(begin)

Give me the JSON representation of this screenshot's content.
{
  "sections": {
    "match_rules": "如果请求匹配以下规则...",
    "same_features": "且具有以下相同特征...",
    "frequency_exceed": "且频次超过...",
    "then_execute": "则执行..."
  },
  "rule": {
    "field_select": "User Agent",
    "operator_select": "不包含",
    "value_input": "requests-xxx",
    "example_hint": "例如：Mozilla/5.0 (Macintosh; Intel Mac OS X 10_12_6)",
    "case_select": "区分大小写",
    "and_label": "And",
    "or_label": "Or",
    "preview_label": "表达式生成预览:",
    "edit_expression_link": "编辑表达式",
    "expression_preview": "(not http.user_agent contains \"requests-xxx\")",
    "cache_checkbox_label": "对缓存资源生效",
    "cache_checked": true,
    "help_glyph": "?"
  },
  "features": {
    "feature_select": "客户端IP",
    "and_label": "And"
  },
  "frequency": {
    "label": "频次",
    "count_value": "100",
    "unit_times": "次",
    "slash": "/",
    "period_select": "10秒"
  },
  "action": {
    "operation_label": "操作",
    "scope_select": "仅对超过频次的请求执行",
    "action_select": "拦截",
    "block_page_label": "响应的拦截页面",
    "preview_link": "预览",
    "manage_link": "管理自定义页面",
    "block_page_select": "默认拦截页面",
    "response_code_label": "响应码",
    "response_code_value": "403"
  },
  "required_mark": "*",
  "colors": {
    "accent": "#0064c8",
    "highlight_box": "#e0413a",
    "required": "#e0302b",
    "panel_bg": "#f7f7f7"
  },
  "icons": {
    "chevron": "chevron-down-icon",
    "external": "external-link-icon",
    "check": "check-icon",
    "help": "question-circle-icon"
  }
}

(end)

> Directions for this task: Using the data above, repeat every line exactly.

> Output:
Give me the JSON representation of this screenshot's content.
{
  "sections": {
    "match_rules": "如果请求匹配以下规则...",
    "same_features": "且具有以下相同特征...",
    "frequency_exceed": "且频次超过...",
    "then_execute": "则执行..."
  },
  "rule": {
    "field_select": "User Agent",
    "operator_select": "不包含",
    "value_input": "requests-xxx",
    "example_hint": "例如：Mozilla/5.0 (Macintosh; Intel Mac OS X 10_12_6)",
    "case_select": "区分大小写",
    "and_label": "And",
    "or_label": "Or",
    "preview_label": "表达式生成预览:",
    "edit_expression_link": "编辑表达式",
    "expression_preview": "(not http.user_agent contains \"requests-xxx\")",
    "cache_checkbox_label": "对缓存资源生效",
    "cache_checked": true,
    "help_glyph": "?"
  },
  "features": {
    "feature_select": "客户端IP",
    "and_label": "And"
  },
  "frequency": {
    "label": "频次",
    "count_value": "100",
    "unit_times": "次",
    "slash": "/",
    "period_select": "10秒"
  },
  "action": {
    "operation_label": "操作",
    "scope_select": "仅对超过频次的请求执行",
    "action_select": "拦截",
    "block_page_label": "响应的拦截页面",
    "preview_link": "预览",
    "manage_link": "管理自定义页面",
    "block_page_select": "默认拦截页面",
    "response_code_label": "响应码",
    "response_code_value": "403"
  },
  "required_mark": "*",
  "colors": {
    "accent": "#0064c8",
    "highlight_box": "#e0413a",
    "required": "#e0302b",
    "panel_bg": "#f7f7f7"
  },
  "icons": {
    "chevron": "chevron-down-icon",
    "external": "external-link-icon",
    "check": "check-icon",
    "help": "question-circle-icon"
  }
}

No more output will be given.